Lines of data
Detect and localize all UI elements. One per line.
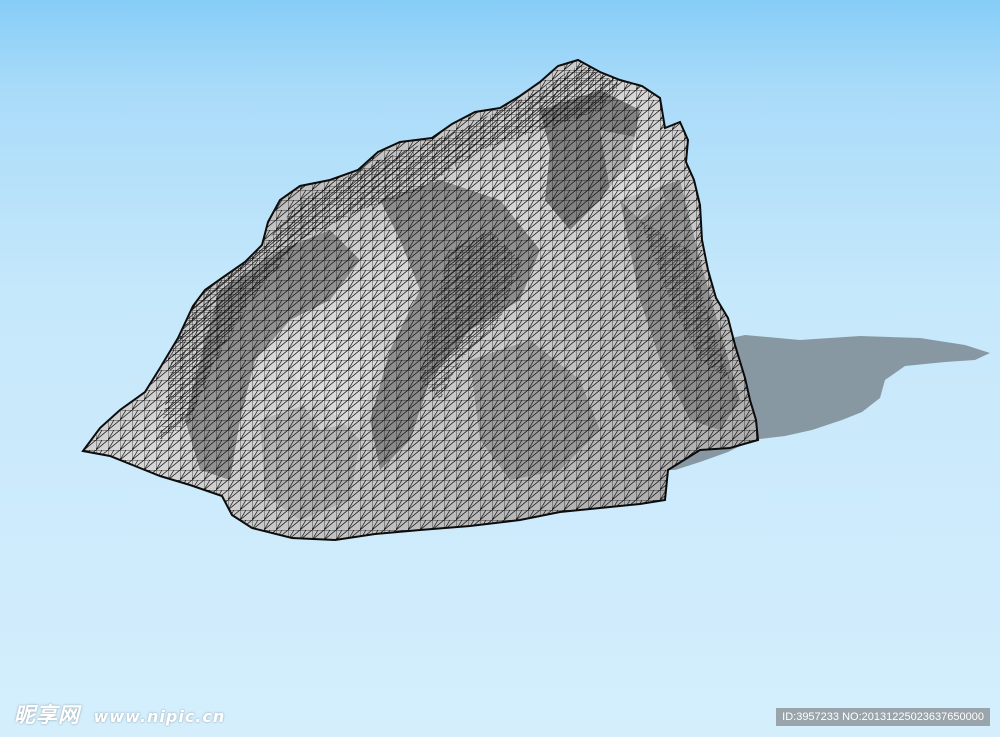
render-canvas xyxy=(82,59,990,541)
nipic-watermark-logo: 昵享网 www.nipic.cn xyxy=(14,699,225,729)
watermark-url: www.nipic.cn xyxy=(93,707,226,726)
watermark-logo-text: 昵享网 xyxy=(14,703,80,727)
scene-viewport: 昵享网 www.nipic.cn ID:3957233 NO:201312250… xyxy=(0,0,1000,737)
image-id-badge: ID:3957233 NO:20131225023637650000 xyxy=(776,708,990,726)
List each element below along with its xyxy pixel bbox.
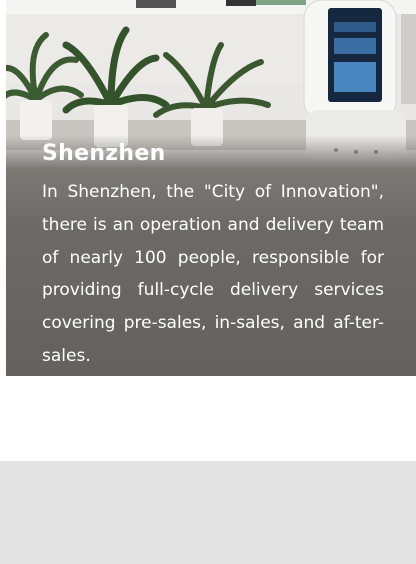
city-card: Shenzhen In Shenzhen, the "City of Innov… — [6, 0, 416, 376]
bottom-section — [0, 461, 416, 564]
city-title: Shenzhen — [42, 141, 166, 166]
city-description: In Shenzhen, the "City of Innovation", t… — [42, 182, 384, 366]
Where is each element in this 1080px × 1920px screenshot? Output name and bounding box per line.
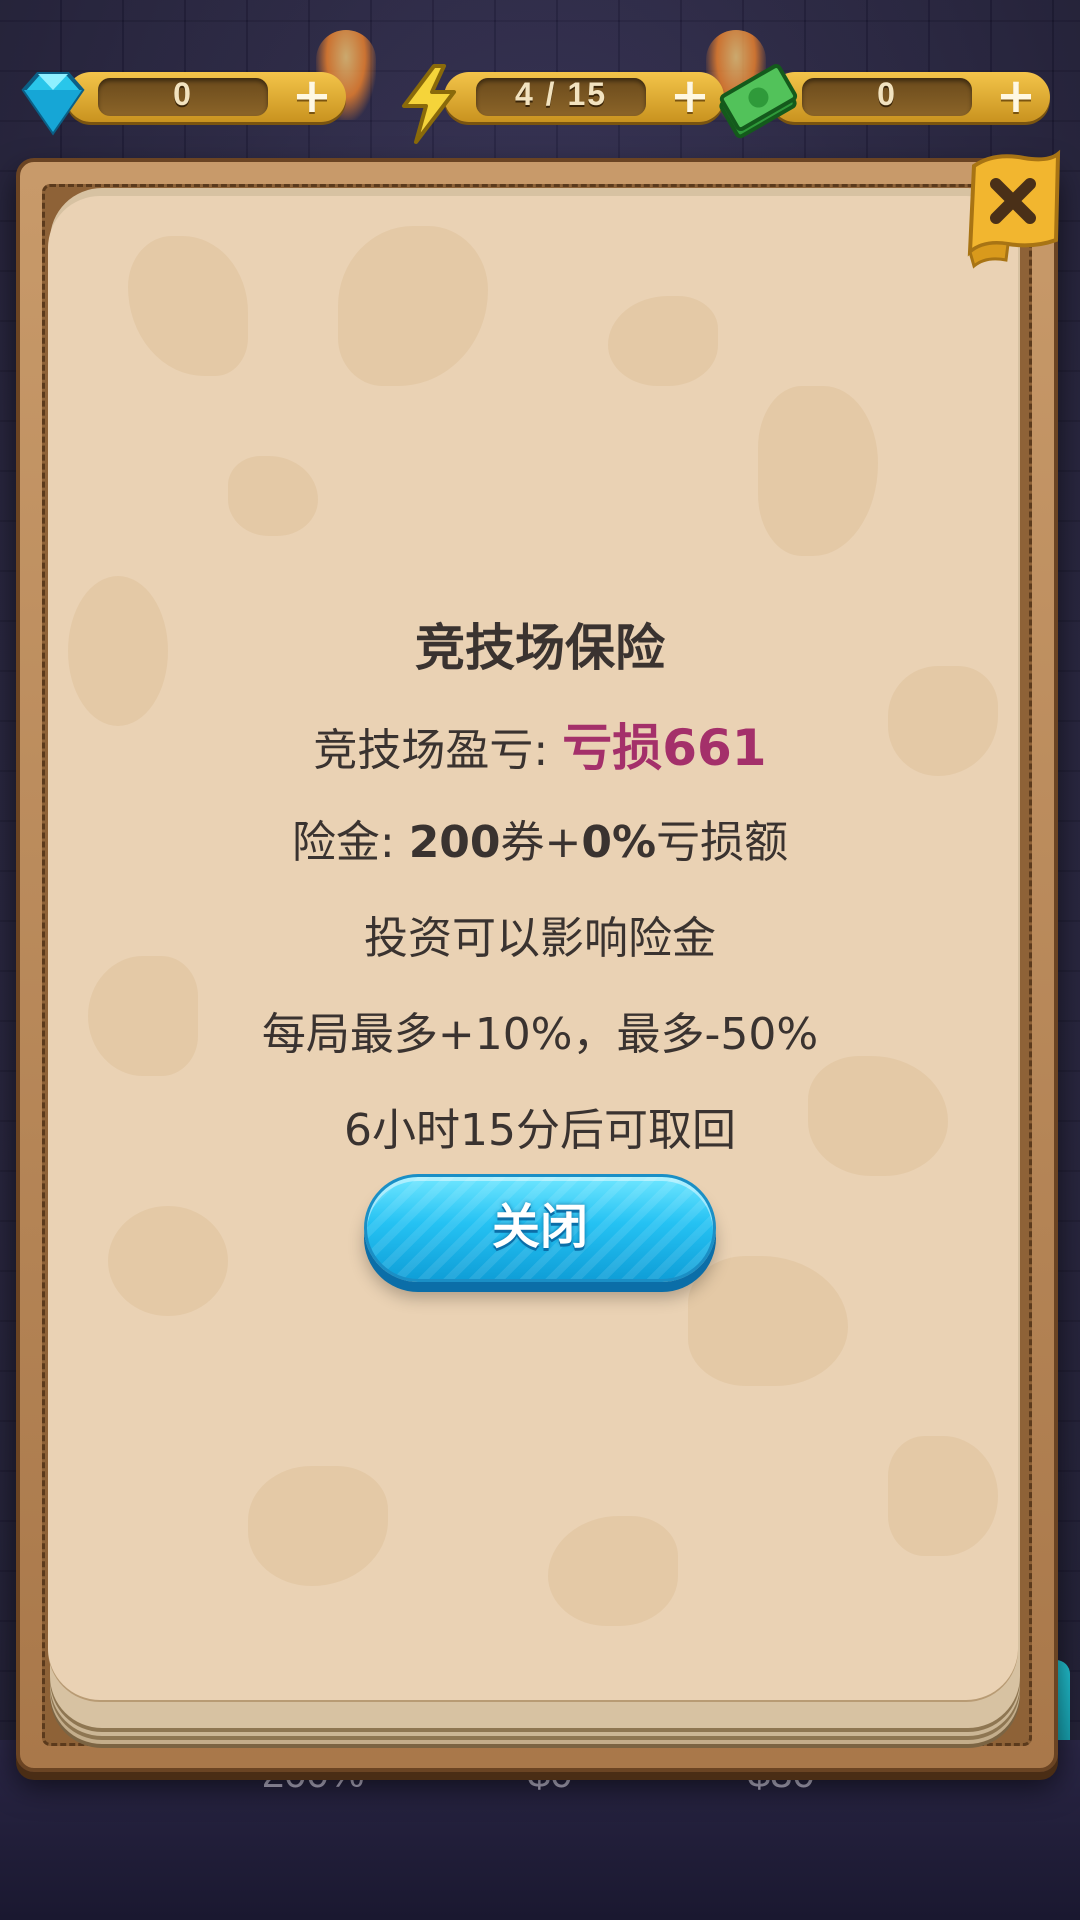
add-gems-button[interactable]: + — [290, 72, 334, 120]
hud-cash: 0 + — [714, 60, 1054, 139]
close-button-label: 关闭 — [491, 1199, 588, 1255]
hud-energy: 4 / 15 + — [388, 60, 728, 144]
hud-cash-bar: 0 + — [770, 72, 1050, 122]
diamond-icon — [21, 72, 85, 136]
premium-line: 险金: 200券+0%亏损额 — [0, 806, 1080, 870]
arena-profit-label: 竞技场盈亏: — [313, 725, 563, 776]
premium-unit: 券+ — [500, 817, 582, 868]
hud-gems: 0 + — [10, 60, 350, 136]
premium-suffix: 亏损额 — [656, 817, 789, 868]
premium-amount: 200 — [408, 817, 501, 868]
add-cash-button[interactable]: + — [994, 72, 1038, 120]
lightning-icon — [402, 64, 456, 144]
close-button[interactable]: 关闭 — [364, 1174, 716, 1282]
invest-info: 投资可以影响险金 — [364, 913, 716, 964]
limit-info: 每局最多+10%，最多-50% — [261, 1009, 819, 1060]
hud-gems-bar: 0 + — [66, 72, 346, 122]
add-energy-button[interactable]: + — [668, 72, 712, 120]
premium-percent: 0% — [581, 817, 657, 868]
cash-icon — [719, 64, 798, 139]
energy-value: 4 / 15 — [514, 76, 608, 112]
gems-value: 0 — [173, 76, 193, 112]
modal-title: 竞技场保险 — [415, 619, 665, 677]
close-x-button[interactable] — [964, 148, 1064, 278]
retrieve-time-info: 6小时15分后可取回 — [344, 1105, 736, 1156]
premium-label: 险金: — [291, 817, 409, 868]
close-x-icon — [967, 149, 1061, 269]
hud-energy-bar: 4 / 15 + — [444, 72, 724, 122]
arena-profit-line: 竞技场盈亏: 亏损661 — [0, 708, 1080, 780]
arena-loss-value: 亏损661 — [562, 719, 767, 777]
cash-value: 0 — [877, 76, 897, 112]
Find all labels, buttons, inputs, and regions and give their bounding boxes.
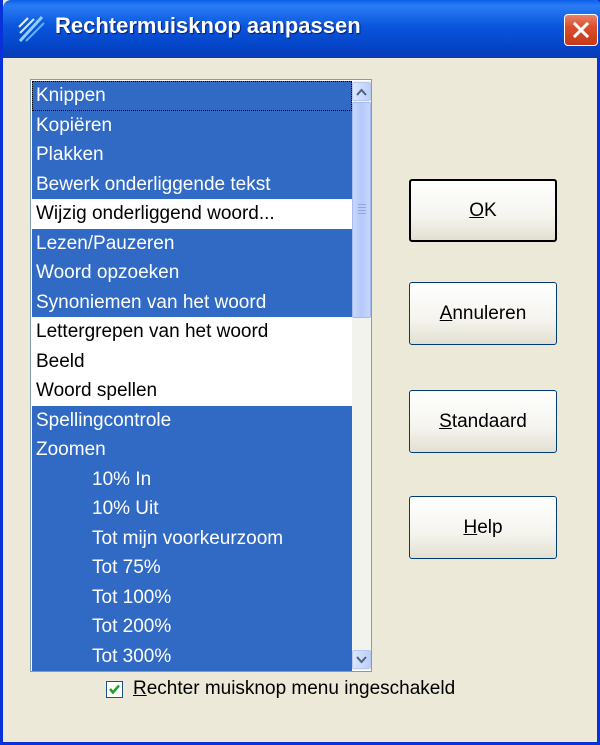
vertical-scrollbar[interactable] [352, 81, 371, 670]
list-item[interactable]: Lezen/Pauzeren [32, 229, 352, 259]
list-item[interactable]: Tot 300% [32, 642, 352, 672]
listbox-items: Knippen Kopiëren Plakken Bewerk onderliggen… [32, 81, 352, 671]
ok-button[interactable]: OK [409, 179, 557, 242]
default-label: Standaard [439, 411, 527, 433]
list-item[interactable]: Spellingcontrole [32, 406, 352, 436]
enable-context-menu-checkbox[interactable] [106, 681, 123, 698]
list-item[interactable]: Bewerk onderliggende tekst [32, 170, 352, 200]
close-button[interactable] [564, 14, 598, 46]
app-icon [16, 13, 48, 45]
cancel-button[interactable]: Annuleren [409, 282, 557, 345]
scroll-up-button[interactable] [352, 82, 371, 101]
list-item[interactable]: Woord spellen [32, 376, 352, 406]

Task brief:
Format every line in the entries above as a JSON list of strings, one string per line, leaving out blank lines and the picture lines.

Result below:
[
  "Detect and localize all UI elements. One per line.",
  "render-canvas xyxy=(82,59,990,541)",
  "nipic-watermark-logo: 昵享网 www.nipic.cn xyxy=(14,699,225,729)",
  "watermark-url: www.nipic.cn xyxy=(93,707,226,726)",
  "watermark-logo-text: 昵享网 xyxy=(14,703,80,727)",
  "scene-viewport: 昵享网 www.nipic.cn ID:3957233 NO:201312250… xyxy=(0,0,1000,737)",
  "image-id-badge: ID:3957233 NO:20131225023637650000 xyxy=(776,708,990,726)",
  "List each element below along with its xyxy pixel bbox.",
  "city-card: Shenzhen In Shenzhen, the \"City of Innov… — [6, 0, 416, 376]",
  "bottom-section — [0, 461, 416, 564]",
  "city-title: Shenzhen — [42, 141, 166, 166]",
  "city-description: In Shenzhen, the \"City of Innovation\", t… — [42, 182, 384, 366]",
  "Where is each element in this 1080px × 1920px screenshot? Output name and bounding box per line.",
  "add-gems-button[interactable]: + — [290, 72, 334, 120]",
  "hud-cash: 0 + — [714, 60, 1054, 139]",
  "close-button-label: 关闭 — [491, 1199, 588, 1255]",
  "hud-energy: 4 / 15 + — [388, 60, 728, 144]",
  "hud-cash-bar: 0 + — [770, 72, 1050, 122]",
  "diamond-icon — [21, 72, 85, 136]",
  "premium-line: 险金: 200券+0%亏损额 — [0, 806, 1080, 870]",
  "arena-profit-label: 竞技场盈亏: — [313, 725, 563, 776]",
  "premium-unit: 券+ — [500, 817, 582, 868]",
  "hud-gems: 0 + — [10, 60, 350, 136]",
  "premium-suffix: 亏损额 — [656, 817, 789, 868]",
  "premium-amount: 200 — [408, 817, 501, 868]",
  "add-cash-button[interactable]: + — [994, 72, 1038, 120]",
  "lightning-icon — [402, 64, 456, 144]",
  "close-button[interactable]: 关闭 — [364, 1174, 716, 1282]",
  "invest-info: 投资可以影响险金 — [364, 913, 716, 964]",
  "limit-info: 每局最多+10%，最多-50% — [261, 1009, 819, 1060]",
  "hud-gems-bar: 0 + — [66, 72, 346, 122]",
  "add-energy-button[interactable]: + — [668, 72, 712, 120]",
  "premium-percent: 0% — [581, 817, 657, 868]",
  "cash-icon — [719, 64, 798, 139]",
  "energy-value: 4 / 15 — [514, 76, 608, 112]",
  "gems-value: 0 — [173, 76, 193, 112]",
  "modal-title: 竞技场保险 — [415, 619, 665, 677]",
  "close-x-button[interactable] — [964, 148, 1064, 278]",
  "retrieve-time-info: 6小时15分后可取回 — [344, 1105, 736, 1156]",
  "premium-label: 险金: — [291, 817, 409, 868]",
  "close-x-icon — [967, 149, 1061, 269]",
  "hud-energy-bar: 4 / 15 + — [444, 72, 724, 122]",
  "arena-profit-line: 竞技场盈亏: 亏损661 — [0, 708, 1080, 780]",
  "arena-loss-value: 亏损661 — [562, 719, 767, 777]",
  "cash-value: 0 — [877, 76, 897, 112]",
  "Find all labels, buttons, inputs, and regions and give their bounding boxes.",
  "vertical-scrollbar[interactable] [352, 81, 371, 670]",
  "list-item[interactable]: Lezen/Pauzeren [32, 229, 352, 259]",
  "list-item[interactable]: Tot 300% [32, 642, 352, 672]",
  "listbox-items: Knippen Kopiëren Plakken Bewerk onderliggen… [32, 81, 352, 671]",
  "ok-button[interactable]: OK [409, 179, 557, 242]",
  "default-label: Standaard [439, 411, 527, 433]",
  "list-item[interactable]: Spellingcontrole [32, 406, 352, 436]",
  "enable-context-menu-checkbox[interactable] [106, 681, 123, 698]",
  "list-item[interactable]: Bewerk onderliggende tekst [32, 170, 352, 200]",
  "close-button[interactable] [564, 14, 598, 46]",
  "app-icon [16, 13, 48, 45]",
  "cancel-button[interactable]: Annuleren [409, 282, 557, 345]",
  "scroll-up-button[interactable] [352, 82, 371, 101]",
  "list-item[interactable]: Woord spellen [32, 376, 352, 406]"
]